* _Goal of the exercise_
Copy out lines with the word "시작하기" from the material that follows.

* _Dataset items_
^^^^^^^^
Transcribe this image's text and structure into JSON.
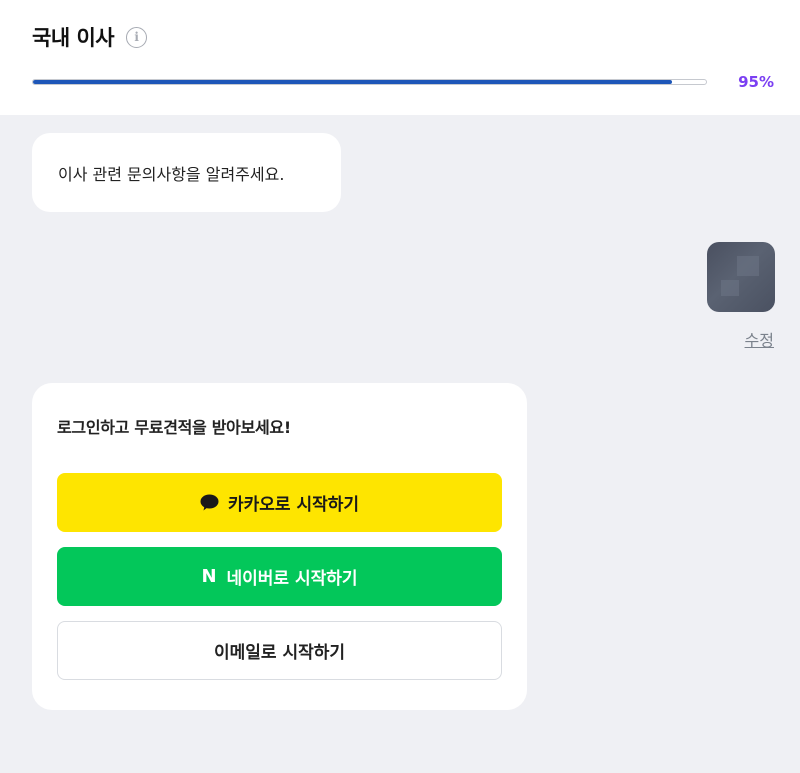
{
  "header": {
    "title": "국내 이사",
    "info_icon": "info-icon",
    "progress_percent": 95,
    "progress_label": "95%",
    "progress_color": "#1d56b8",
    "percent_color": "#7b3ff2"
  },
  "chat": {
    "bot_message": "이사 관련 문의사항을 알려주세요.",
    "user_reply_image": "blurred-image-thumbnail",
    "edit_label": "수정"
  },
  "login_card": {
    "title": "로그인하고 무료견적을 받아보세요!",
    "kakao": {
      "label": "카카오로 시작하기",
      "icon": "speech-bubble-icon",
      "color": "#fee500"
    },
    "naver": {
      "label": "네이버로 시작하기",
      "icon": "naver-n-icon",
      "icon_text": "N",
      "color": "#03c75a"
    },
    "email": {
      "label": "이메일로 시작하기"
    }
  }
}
^^^^^^^^
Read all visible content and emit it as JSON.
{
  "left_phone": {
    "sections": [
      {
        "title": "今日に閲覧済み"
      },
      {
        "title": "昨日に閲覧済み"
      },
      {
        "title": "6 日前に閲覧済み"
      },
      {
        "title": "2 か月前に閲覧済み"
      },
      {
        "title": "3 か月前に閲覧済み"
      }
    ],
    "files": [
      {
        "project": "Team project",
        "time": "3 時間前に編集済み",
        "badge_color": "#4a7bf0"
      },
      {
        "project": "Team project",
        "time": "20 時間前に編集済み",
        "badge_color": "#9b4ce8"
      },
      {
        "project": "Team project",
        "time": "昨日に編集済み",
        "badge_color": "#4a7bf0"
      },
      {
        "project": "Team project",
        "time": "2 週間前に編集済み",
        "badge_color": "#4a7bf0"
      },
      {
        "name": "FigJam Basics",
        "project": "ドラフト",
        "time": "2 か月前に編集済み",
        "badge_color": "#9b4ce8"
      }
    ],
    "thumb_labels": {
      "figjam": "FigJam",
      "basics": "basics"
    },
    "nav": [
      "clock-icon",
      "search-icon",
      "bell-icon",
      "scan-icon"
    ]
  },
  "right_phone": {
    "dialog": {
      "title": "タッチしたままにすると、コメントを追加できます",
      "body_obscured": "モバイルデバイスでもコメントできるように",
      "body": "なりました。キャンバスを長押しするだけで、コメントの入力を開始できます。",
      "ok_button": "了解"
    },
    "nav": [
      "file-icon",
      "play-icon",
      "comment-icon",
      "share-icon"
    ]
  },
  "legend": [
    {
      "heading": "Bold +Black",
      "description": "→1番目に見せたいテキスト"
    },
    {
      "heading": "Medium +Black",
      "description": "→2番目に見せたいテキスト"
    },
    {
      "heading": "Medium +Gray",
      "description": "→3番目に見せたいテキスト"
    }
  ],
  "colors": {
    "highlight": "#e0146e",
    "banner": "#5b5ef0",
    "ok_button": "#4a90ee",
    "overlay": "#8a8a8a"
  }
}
^^^^^^^^
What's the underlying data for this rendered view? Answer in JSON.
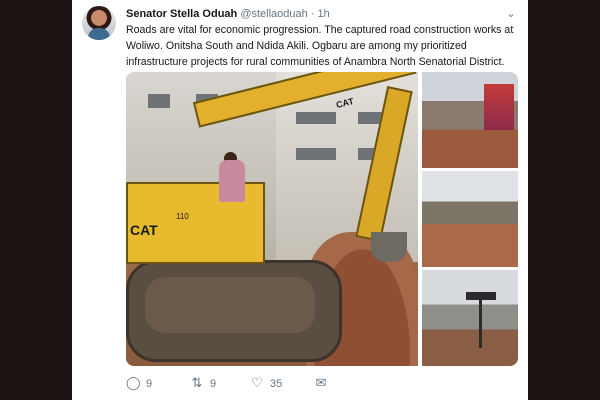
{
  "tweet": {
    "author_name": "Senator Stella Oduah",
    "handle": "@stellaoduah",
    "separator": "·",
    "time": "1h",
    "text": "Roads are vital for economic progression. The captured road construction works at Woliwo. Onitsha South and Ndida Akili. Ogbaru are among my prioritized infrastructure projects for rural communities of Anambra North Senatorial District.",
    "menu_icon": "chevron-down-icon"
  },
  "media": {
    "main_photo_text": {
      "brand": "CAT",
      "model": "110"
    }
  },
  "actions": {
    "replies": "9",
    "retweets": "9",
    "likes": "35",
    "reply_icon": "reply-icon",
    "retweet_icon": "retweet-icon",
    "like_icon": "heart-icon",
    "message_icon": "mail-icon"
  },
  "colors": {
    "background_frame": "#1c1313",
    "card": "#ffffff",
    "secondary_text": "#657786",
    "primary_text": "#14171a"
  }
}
^^^^^^^^
* _Response for this exercise_
      "label": "카카오로 시작하기",
      "label": "네이버로 시작하기",
      "label": "이메일로 시작하기"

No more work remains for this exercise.